> **TASK STATEMENT**: Below are entries. Pull out all lines containing "name".

>> Start EXTRACTED DATA

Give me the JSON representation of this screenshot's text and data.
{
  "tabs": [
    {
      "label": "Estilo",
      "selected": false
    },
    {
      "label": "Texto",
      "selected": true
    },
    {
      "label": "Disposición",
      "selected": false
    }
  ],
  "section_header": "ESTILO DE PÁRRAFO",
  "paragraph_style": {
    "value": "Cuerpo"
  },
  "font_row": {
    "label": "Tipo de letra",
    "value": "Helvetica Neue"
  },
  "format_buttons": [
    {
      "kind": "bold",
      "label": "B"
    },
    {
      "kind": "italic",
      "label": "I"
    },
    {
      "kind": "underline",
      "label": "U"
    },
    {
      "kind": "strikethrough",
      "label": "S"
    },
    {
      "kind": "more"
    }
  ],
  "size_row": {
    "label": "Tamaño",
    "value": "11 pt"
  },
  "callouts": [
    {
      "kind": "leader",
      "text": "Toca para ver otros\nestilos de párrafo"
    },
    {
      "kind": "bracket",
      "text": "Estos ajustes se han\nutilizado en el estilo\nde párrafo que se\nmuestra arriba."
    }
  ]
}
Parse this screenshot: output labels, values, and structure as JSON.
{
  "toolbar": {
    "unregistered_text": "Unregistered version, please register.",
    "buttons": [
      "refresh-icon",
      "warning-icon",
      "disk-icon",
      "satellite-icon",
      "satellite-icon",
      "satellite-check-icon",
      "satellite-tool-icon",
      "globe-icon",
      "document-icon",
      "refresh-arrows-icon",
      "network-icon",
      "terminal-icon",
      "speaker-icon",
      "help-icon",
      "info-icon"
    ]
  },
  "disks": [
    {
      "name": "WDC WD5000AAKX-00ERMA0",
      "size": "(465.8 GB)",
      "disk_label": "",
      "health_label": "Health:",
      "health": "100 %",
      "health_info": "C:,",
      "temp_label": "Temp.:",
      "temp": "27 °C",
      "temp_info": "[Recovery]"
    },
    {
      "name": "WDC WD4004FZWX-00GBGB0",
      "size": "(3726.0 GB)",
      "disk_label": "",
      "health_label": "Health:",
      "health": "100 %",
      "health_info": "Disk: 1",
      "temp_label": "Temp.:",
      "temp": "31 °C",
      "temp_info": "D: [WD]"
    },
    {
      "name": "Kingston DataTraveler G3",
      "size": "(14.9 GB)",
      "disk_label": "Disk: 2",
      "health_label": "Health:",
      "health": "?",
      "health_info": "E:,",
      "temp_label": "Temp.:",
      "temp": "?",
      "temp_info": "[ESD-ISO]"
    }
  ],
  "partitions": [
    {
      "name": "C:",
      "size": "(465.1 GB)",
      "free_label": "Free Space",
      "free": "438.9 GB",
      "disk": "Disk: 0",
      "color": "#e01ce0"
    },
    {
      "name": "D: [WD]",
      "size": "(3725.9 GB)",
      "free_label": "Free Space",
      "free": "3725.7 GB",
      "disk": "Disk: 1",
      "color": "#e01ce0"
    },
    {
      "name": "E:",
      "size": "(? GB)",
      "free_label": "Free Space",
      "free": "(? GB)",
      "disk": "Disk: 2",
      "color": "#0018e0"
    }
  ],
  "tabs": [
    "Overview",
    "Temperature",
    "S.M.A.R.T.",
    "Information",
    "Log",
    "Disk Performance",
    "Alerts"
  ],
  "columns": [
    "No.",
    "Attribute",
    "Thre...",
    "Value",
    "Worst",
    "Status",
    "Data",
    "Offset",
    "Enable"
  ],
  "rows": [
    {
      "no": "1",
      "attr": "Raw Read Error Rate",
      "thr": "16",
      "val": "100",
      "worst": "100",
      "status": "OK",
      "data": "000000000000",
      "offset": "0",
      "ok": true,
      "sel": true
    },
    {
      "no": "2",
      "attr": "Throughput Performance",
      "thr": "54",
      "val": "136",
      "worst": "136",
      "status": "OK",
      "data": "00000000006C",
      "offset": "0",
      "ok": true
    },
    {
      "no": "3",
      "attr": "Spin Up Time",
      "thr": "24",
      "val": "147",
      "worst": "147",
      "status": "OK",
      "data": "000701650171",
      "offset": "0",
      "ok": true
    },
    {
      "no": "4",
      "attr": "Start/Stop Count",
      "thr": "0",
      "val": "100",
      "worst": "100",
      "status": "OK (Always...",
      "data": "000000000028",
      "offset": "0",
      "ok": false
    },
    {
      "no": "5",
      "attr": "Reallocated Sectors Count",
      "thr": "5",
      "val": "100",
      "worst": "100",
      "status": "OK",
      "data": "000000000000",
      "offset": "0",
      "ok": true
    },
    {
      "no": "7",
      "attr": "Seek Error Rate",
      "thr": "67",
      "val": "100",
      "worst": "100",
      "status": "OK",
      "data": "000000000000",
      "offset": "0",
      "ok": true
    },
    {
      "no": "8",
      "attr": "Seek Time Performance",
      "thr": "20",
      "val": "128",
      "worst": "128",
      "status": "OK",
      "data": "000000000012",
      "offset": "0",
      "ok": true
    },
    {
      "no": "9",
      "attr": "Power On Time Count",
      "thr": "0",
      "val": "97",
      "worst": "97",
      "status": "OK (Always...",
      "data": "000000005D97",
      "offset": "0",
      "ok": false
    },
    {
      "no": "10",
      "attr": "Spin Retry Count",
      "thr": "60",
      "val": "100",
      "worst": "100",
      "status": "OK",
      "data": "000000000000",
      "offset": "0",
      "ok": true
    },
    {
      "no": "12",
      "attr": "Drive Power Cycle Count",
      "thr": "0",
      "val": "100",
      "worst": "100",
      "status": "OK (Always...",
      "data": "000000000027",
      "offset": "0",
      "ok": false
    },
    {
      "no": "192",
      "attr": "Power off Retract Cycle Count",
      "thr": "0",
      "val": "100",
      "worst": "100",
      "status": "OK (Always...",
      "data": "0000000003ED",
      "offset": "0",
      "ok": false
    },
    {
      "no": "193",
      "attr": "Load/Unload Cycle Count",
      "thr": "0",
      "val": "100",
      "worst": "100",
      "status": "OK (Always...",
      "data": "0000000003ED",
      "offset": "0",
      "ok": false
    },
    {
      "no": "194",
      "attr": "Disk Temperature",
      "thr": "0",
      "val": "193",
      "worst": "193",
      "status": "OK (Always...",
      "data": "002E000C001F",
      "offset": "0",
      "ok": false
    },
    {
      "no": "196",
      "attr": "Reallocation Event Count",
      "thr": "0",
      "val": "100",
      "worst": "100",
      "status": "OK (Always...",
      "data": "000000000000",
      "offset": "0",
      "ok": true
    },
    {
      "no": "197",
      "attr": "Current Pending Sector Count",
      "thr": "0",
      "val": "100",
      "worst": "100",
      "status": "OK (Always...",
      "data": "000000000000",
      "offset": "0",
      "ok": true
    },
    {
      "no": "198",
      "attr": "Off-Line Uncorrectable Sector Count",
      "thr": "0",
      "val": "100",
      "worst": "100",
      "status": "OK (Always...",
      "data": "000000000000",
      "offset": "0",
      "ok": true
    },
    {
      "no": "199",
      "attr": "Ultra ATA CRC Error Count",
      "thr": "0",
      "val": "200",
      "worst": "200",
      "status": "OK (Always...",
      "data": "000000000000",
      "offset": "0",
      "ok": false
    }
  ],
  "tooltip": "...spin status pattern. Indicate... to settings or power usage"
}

>> End EXTRACTED DATA

> **WRITTEN RESPONSE**:
      "name": "WDC WD5000AAKX-00ERMA0",
      "name": "WDC WD4004FZWX-00GBGB0",
      "name": "Kingston DataTraveler G3",
      "name": "C:",
      "name": "D: [WD]",
      "name": "E:",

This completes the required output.